### GIVEN EXERCISE
Please present everything in the records below, from the line containing "affiliation: Variable Energy" down to the line containing "paragraph-continuation: state hadrons" with both ends included, as a Markdown table with the columns Number and Line. Leave out any blank lines.
___ EXERCISE INPUT ___
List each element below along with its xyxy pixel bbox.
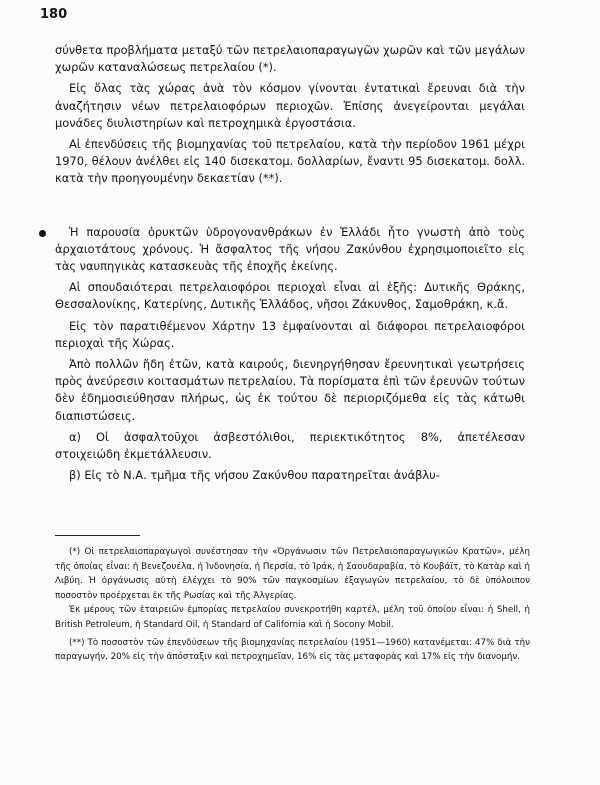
bulleted-section xyxy=(55,224,525,276)
footnote-opec: (*) Οἱ πετρελαιοπαραγωγοὶ συνέστησαν τὴν «Ὀργάνωσιν τῶν Πετρελαιοπαραγωγικῶν Κρατῶν», μέλη τῆς ὁποίας εἶναι: ἡ Βενεζουέλα, ἡ Ἰνδονησία, ἡ Περσία, τὸ Ἰράκ, ἡ Σαουδαραβία, τὸ Κουβάϊτ, τὸ Κατὰρ καὶ ἡ Λιβύη. Ἡ ὀργάνωσις αὐτὴ ἐλέγχει τὸ 90% τῶν παγκοσμίων ἐξαγωγῶν πετρελαίου, τὸ δὲ ὑπόλοιπον ποσοστὸν προέρχεται ἐκ τῆς Ρωσίας καὶ τῆς Ἀλγερίας. xyxy=(55,547,530,601)
paragraph-intro: σύνθετα προβλήματα μεταξύ τῶν πετρελαιοπαραγωγῶν χωρῶν καὶ τῶν μεγάλων χωρῶν καταναλώσεως πετρελαίου (*). xyxy=(55,43,525,75)
footnote-cartel: Ἐκ μέρους τῶν ἑταιρειῶν ἐμπορίας πετρελαίου συνεκροτήθη καρτέλ, μέλη τοῦ ὁποίου εἶναι: ἡ Shell, ἡ British Petroleum, ἡ Standard Oil, ἡ Standard of California καὶ ἡ Socony Mobil. xyxy=(55,605,530,630)
paragraph-finding-b: β) Εἰς τὸ Ν.Α. τμῆμα τῆς νήσου Ζακύνθου παρατηρεῖται ἀνάβλυ- xyxy=(69,468,440,483)
paragraph-investments: Αἱ ἐπενδύσεις τῆς βιομηχανίας τοῦ πετρελαίου, κατὰ τὴν περίοδον 1961 μέχρι 1970, θέλουν ἀνέλθει εἰς 140 δισεκατομ. δολλαρίων, ἔναντι 95 δισεκατομ. δολλ. κατὰ τὴν προηγουμένην δεκαετίαν (**). xyxy=(55,137,525,186)
footnote-investment-shares: (**) Τὸ ποσοστὸν τῶν ἐπενδύσεων τῆς βιομηχανίας πετρελαίου (1951—1960) κατανέμεται: 47% διὰ τὴν παραγωγήν, 20% εἰς τὴν ἀπόσταξιν καὶ πετροχημεῖαν, 16% εἰς τὰς μεταφορὰς καὶ 17% εἰς τὴν διανομήν. xyxy=(55,637,530,663)
bullet-marker xyxy=(39,230,46,237)
paragraph-research: Εἰς ὅλας τὰς χώρας ἀνὰ τὸν κόσμον γίνονται ἐντατικαὶ ἔρευναι διὰ τὴν ἀναζήτησιν νέων πετρελαιοφόρων περιοχῶν. Ἐπίσης ἀνεγείρονται μεγάλαι μονάδες διυλιστηρίων καὶ πετροχημικὰ ἐργοστάσια. xyxy=(55,81,525,130)
paragraph-greece-hydrocarbons: Ἡ παρουσία ὀρυκτῶν ὑδρογονανθράκων ἐν Ἑλλάδι ἦτο γνωστὴ ἀπὸ τοὺς ἀρχαιοτάτους χρόνους. Ἡ ἄσφαλτος τῆς νήσου Ζακύνθου ἐχρησιμοποιεῖτο εἰς τὰς ναυπηγικὰς κατασκευὰς τῆς ἐποχῆς ἐκείνης. xyxy=(55,224,525,274)
footnote-divider xyxy=(55,535,140,536)
paragraph-oil-regions: Αἱ σπουδαιότεραι πετρελαιοφόροι περιοχαὶ εἶναι αἱ ἑξῆς: Δυτικῆς Θράκης, Θεσσαλονίκης, Κατερίνης, Δυτικῆς Ἑλλάδος, νῆσοι Ζάκυνθος, Σαμοθράκη, κ.ἄ. xyxy=(55,280,525,312)
footnotes xyxy=(55,545,530,665)
paragraph-finding-a: α) Οἱ ἀσφαλτοῦχοι ἀσβεστόλιθοι, περιεκτικότητος 8%, ἀπετέλεσαν στοιχειώδη ἐκμετάλλευσιν. xyxy=(55,429,525,462)
body-text xyxy=(55,42,525,488)
paragraph-map-reference: Εἰς τὸν παρατιθέμενον Χάρτην 13 ἐμφαίνονται αἱ διάφοροι πετρελαιοφόροι περιοχαὶ τῆς Χώρας. xyxy=(55,318,525,350)
paragraph-drillings: Ἀπὸ πολλῶν ἤδη ἐτῶν, κατὰ καιρούς, διενηργήθησαν ἔρευνητικαὶ γεωτρήσεις πρὸς ἀνεύρεσιν κοιτασμάτων πετρελαίου. Τὰ πορίσματα ἐπὶ τῶν ἐρευνῶν τούτων δὲν ἐδημοσιεύθησαν πλήρως, ὡς ἐκ τούτου δὲ περιοριζόμεθα εἰς τὰς κάτωθι διαπιστώσεις. xyxy=(55,357,525,423)
page-number: 180 xyxy=(40,7,68,22)
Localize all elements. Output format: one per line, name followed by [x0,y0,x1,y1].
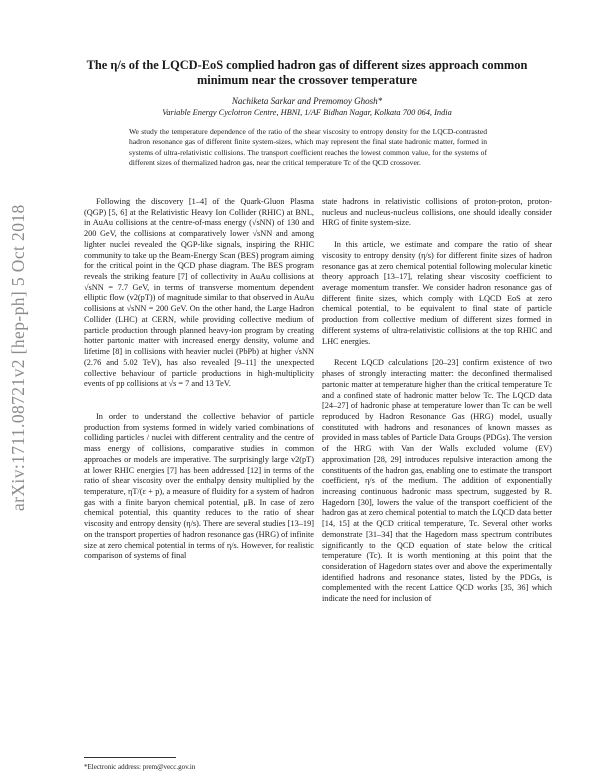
affiliation: Variable Energy Cyclotron Centre, HBNI, 1/AF Bidhan Nagar, Kolkata 700 064, India [162,108,452,117]
paragraph-continuation: state hadrons in relativistic collisions of proton-proton, proton-nucleus and nucleus-nucleus collisions, one should ideally consider HRG of finite system-size. [322,197,552,228]
footnote: *Electronic address: prem@vecc.gov.in [84,763,196,771]
right-column [322,197,552,605]
authors: Nachiketa Sarkar and Premomoy Ghosh* [231,96,383,106]
paragraph-motivation: In order to understand the collective behavior of particle production from systems formed in widely varied combinations of colliding particles / nuclei with different centrality and the centre of mass energy of collisions, comparative studies in common approaches or models are imperative. The surprisingly large v2(pT) at lower RHIC energies [7] has been addressed [12] in terms of the ratio of shear viscosity over the enthalpy density multiplied by the temperature, ηT/(ε + p), a measure of fluidity for a system of hadron gas with a finite baryon chemical potential, μB. In case of zero chemical potential, this quantity reduces to the ratio of shear viscosity and entropy density (η/s). There are several studies [13–19] on the transport properties of hadron resonance gas (HRG) of infinite size at zero chemical potential in terms of η/s. However, for realistic comparison of systems of final [84,411,314,561]
paper-title: The η/s of the LQCD-EoS complied hadron gas of different sizes approach common minimum near the crossover temperature [86,58,528,87]
paragraph-article-aim: In this article, we estimate and compare the ratio of shear viscosity to entropy density (η/s) for different finite sizes of hadron resonance gas at zero chemical potential following molecular kinetic theory approach [13–17], relating shear viscosity coefficient to average momentum transfer. We consider hadron resonance gas of different finite sizes, which comply with LQCD EoS at zero chemical potential, to be equivalent to final state of particle production from collective medium of different sizes formed in different systems of ultra-relativistic collisions at the top RHIC and LHC energies. [322,240,552,346]
abstract: We study the temperature dependence of the ratio of the shear viscosity to entropy density for the LQCD-contrasted hadron resonance gas of different finite system-sizes, which may represent the final state hadronic matter, formed in systems of ultra-relativistic collisions. The transport coefficient reaches the lowest common value, for the systems of different sizes of thermalized hadron gas, near the critical temperature Tc of the QCD crossover. [129,127,487,168]
paragraph-lqcd: Recent LQCD calculations [20–23] confirm existence of two phases of strongly interacting matter: the deconfined thermalised partonic matter at temperature higher than the critical temperature Tc and a confined state of hadronic matter below Tc. The LQCD data [24–27] of hadronic phase at temperature lower than Tc can be well reproduced by Hadron Resonance Gas (HRG) model, usually constituted with hadrons and resonances of known masses as provided in mass tables of Particle Data Groups (PDGs). The version of the HRG with Van der Walls excluded volume (EV) approximation [28, 29] introduces repulsive interaction among the constituents of the hadron gas, enabling one to estimate the transport coefficient, η/s of the medium. The addition of exponentially increasing continuous hadronic mass spectrum, suggested by R. Hagedorn [30], lowers the value of the transport coefficient of the hadron gas at zero chemical potential to match the LQCD data better [14, 15] at the QCD critical temperature, Tc. Several other works demonstrate [31–34] that the Hagedorn mass spectrum contributes significantly to the QCD equation of state below the critical temperature (Tc). It is worth mentioning at this point that the consideration of Hagedorn states over and above the experimentally identified hadrons and resonance states, listed by the PDGs, is complemented with the recent Lattice QCD works [35, 36] which indicate the need for inclusion of [322,358,552,604]
footnote-rule [84,757,176,758]
paragraph-intro: Following the discovery [1–4] of the Quark-Gluon Plasma (QGP) [5, 6] at the Relativistic Heavy Ion Collider (RHIC) at BNL, in AuAu collisions at the centre-of-mass energy (√sNN) of 130 and 200 GeV, the collisions at comparatively lower √sNN and among lighter nuclei revealed the QGP-like signals, inspiring the RHIC community to take up the Beam-Energy Scan (BES) program aiming for the critical point in the QCD phase diagram. The BES program reveals the striking feature [7] of collectivity in AuAu collisions at √sNN = 7.7 GeV, in terms of transverse momentum dependent elliptic flow (v2(pT)) of magnitude similar to that observed in AuAu collisions at √sNN = 200 GeV. On the other hand, the Large Hadron Collider (LHC) at CERN, while providing collective medium of particle production through planned heavy-ion program by creating hotter partonic matter with increased energy density, volume and lifetime [8] in collisions with heavier nuclei (PbPb) at higher √sNN (2.76 and 5.02 TeV), has also revealed [9–11] the unexpected collective behaviour of particle productions in high-multiplicity events of pp collisions at √s = 7 and 13 TeV. [84,197,314,389]
arxiv-identifier: arXiv:1711.08721v2 [hep-ph] 5 Oct 2018 [8,204,28,512]
left-column [84,197,314,562]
___
### SOLUTION TO THIS EXERCISE
| Number | Line |
|---|---|
| 1 | affiliation: Variable Energy Cyclotron Centre, HBNI, 1/AF Bidhan Nagar, Kolkata 700 064, India [162,108,452,117] |
| 2 | paragraph-continuation: state hadrons in relativistic collisions of proton-proton, proton-nucleus and nucleus-nucleus collisions, one should ideally consider HRG of finite system-size. [322,197,552,228] |